_What is asked_
Bring together all lines of the material below that contain the string "this".

Collected data entries:

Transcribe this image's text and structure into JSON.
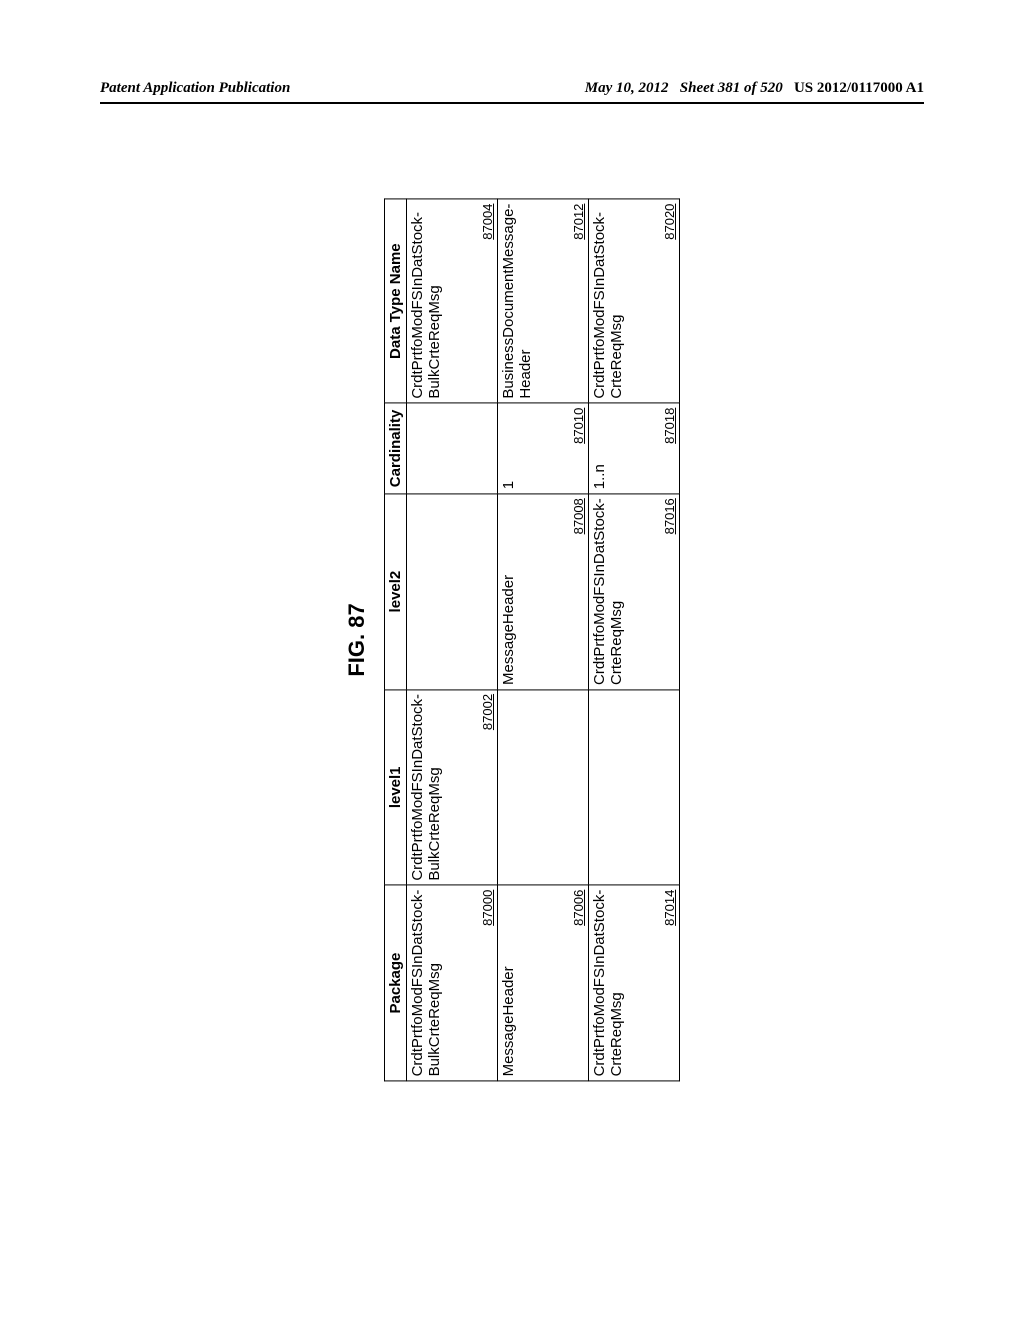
{
  "header": {
    "left": "Patent Application Publication",
    "date": "May 10, 2012",
    "sheet": "Sheet 381 of 520",
    "pubnum": "US 2012/0117000 A1"
  },
  "figure": {
    "title": "FIG. 87",
    "columns": {
      "package": "Package",
      "level1": "level1",
      "level2": "level2",
      "cardinality": "Cardinality",
      "data_type_name": "Data Type Name"
    },
    "rows": [
      {
        "package": "CrdtPrtfoModFSInDatStock-BulkCrteReqMsg",
        "package_ref": "87000",
        "level1": "CrdtPrtfoModFSInDatStock-BulkCrteReqMsg",
        "level1_ref": "87002",
        "level2": "",
        "level2_ref": "",
        "cardinality": "",
        "cardinality_ref": "",
        "data_type_name": "CrdtPrtfoModFSInDatStock-BulkCrteReqMsg",
        "data_type_name_ref": "87004"
      },
      {
        "package": "MessageHeader",
        "package_ref": "87006",
        "level1": "",
        "level1_ref": "",
        "level2": "MessageHeader",
        "level2_ref": "87008",
        "cardinality": "1",
        "cardinality_ref": "87010",
        "data_type_name": "BusinessDocumentMessage-Header",
        "data_type_name_ref": "87012"
      },
      {
        "package": "CrdtPrtfoModFSInDatStock-CrteReqMsg",
        "package_ref": "87014",
        "level1": "",
        "level1_ref": "",
        "level2": "CrdtPrtfoModFSInDatStock-CrteReqMsg",
        "level2_ref": "87016",
        "cardinality": "1..n",
        "cardinality_ref": "87018",
        "data_type_name": "CrdtPrtfoModFSInDatStock-CrteReqMsg",
        "data_type_name_ref": "87020"
      }
    ]
  }
}
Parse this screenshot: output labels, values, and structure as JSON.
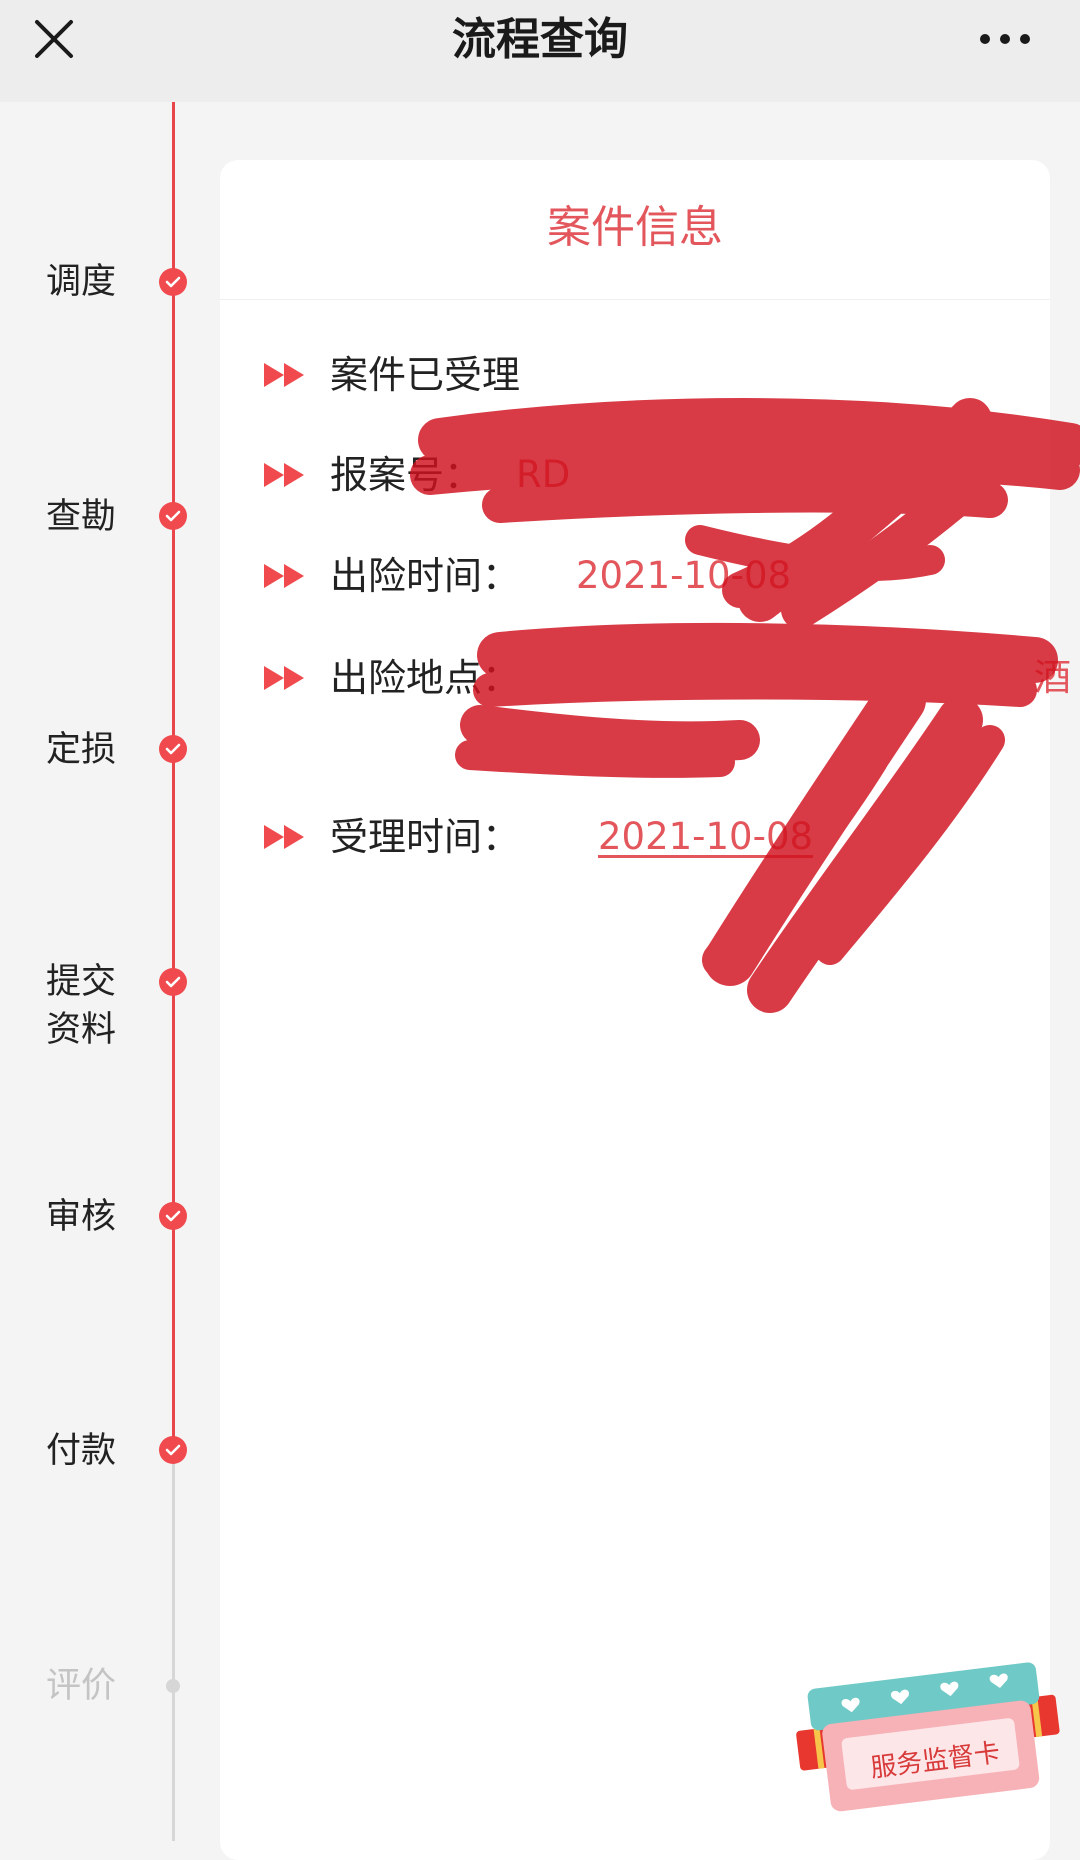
{
  "nav": {
    "title": "流程查询",
    "close_icon": "close-icon",
    "more_icon": "more-icon"
  },
  "timeline": {
    "steps": [
      {
        "label": "调度",
        "status": "done"
      },
      {
        "label": "查勘",
        "status": "done"
      },
      {
        "label": "定损",
        "status": "done"
      },
      {
        "label": "提交资料",
        "status": "done"
      },
      {
        "label": "审核",
        "status": "done"
      },
      {
        "label": "付款",
        "status": "done"
      },
      {
        "label": "评价",
        "status": "pending"
      }
    ],
    "colors": {
      "active": "#e9464c",
      "inactive": "#d6d6d6"
    }
  },
  "card": {
    "title": "案件信息",
    "rows": [
      {
        "label": "案件已受理",
        "value": ""
      },
      {
        "label": "报案号：",
        "value": "RD"
      },
      {
        "label": "出险时间：",
        "value": "2021-10-08"
      },
      {
        "label": "出险地点：",
        "value": "酒"
      },
      {
        "label": "受理时间：",
        "value": "2021-10-08"
      }
    ]
  },
  "service_card": {
    "label": "服务监督卡"
  },
  "colors": {
    "accent": "#e2565c",
    "redaction": "#d0111e"
  }
}
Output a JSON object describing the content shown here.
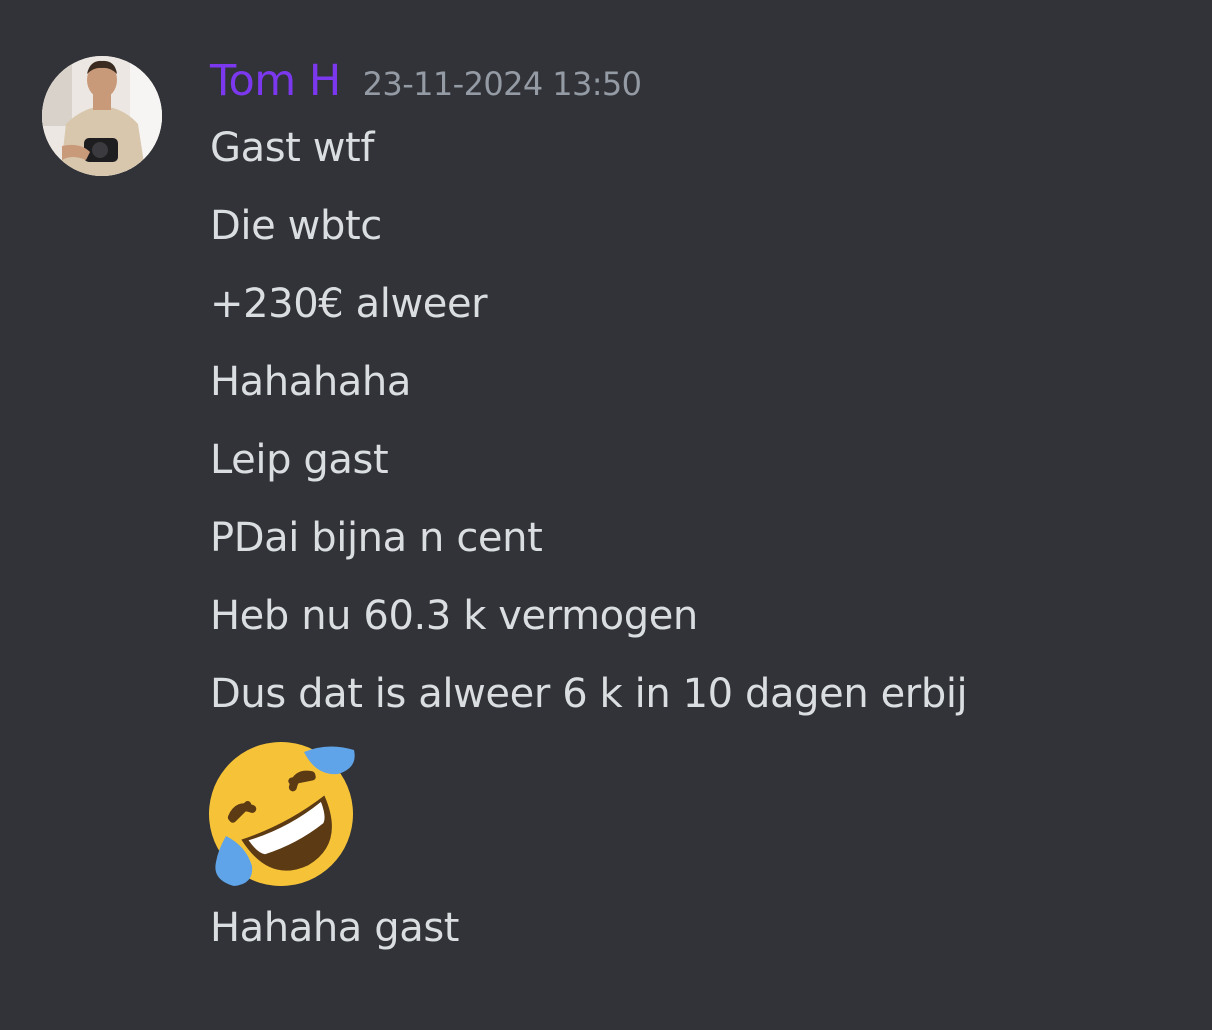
{
  "message": {
    "author": "Tom H",
    "timestamp": "23-11-2024 13:50",
    "author_color": "#7b38ee",
    "lines_before_emoji": [
      "Gast wtf",
      "Die wbtc",
      "+230€ alweer",
      "Hahahaha",
      "Leip gast",
      "PDai bijna n cent",
      "Heb nu 60.3 k vermogen",
      "Dus dat is alweer 6 k in 10 dagen erbij"
    ],
    "emoji": "rolling-on-the-floor-laughing-emoji",
    "lines_after_emoji": [
      "Hahaha gast"
    ]
  }
}
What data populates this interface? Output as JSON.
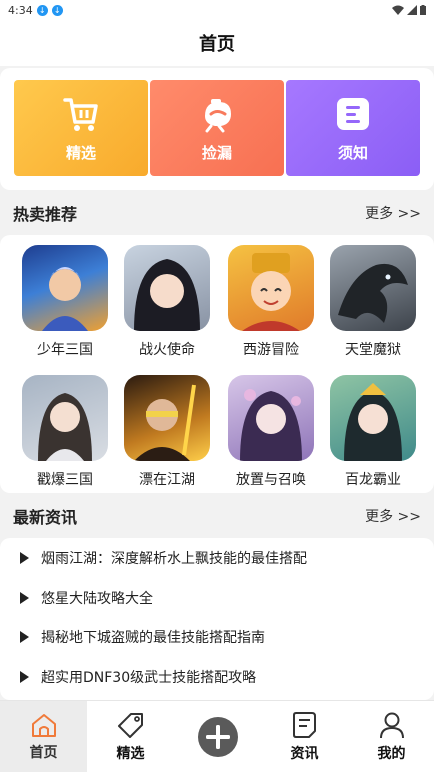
{
  "status_bar": {
    "time": "4:34"
  },
  "header": {
    "title": "首页"
  },
  "quick": [
    {
      "label": "精选",
      "icon": "cart-icon",
      "color": "#f8b637"
    },
    {
      "label": "捡漏",
      "icon": "piggy-bank-icon",
      "color": "#f87a5c"
    },
    {
      "label": "须知",
      "icon": "list-doc-icon",
      "color": "#9567fa"
    }
  ],
  "hot": {
    "title": "热卖推荐",
    "more": "更多 >>",
    "games": [
      {
        "name": "少年三国"
      },
      {
        "name": "战火使命"
      },
      {
        "name": "西游冒险"
      },
      {
        "name": "天堂魔狱"
      },
      {
        "name": "戳爆三国"
      },
      {
        "name": "漂在江湖"
      },
      {
        "name": "放置与召唤"
      },
      {
        "name": "百龙霸业"
      }
    ]
  },
  "news": {
    "title": "最新资讯",
    "more": "更多 >>",
    "items": [
      "烟雨江湖：深度解析水上飘技能的最佳搭配",
      "悠星大陆攻略大全",
      "揭秘地下城盗贼的最佳技能搭配指南",
      "超实用DNF30级武士技能搭配攻略"
    ]
  },
  "tabbar": {
    "home": "首页",
    "featured": "精选",
    "news": "资讯",
    "mine": "我的"
  }
}
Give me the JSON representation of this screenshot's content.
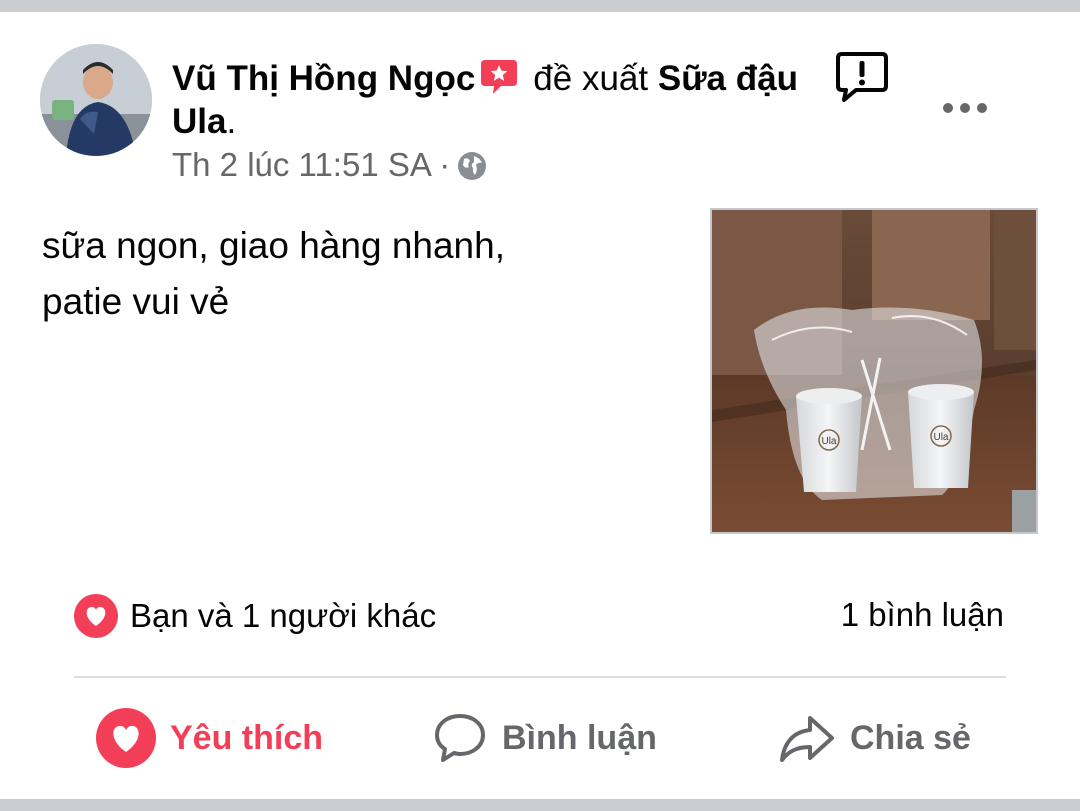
{
  "post": {
    "author": "Vũ Thị Hồng Ngọc",
    "action": "đề xuất",
    "page_name_part1": "Sữa đậu",
    "page_name_part2": "Ula",
    "page_name_suffix": ".",
    "timestamp": "Th 2 lúc 11:51 SA",
    "separator": "·",
    "text_line1": "sữa ngon, giao hàng nhanh,",
    "text_line2": "patie vui vẻ"
  },
  "stats": {
    "reactions": "Bạn và 1 người khác",
    "comments": "1 bình luận"
  },
  "actions": {
    "like": "Yêu thích",
    "comment": "Bình luận",
    "share": "Chia sẻ"
  },
  "photo": {
    "cup_logo": "Ula"
  },
  "colors": {
    "recommend_badge": "#f33e58",
    "love": "#f33e58",
    "secondary_text": "#65676b",
    "primary_text": "#050505"
  },
  "icons": {
    "badge": "recommend-badge-icon",
    "privacy": "globe-icon",
    "report": "report-icon",
    "more": "more-icon",
    "reaction": "love-reaction-icon",
    "like": "heart-icon",
    "comment": "comment-icon",
    "share": "share-icon"
  }
}
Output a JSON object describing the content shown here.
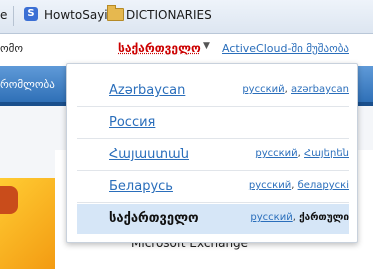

_The solution_
Transcribe this image's text and structure into JSON.
Parse this screenshot: output labels, values, and structure as JSON.
What data populates this interface? Output as JSON.
Give me the JSON representation of this screenshot's content.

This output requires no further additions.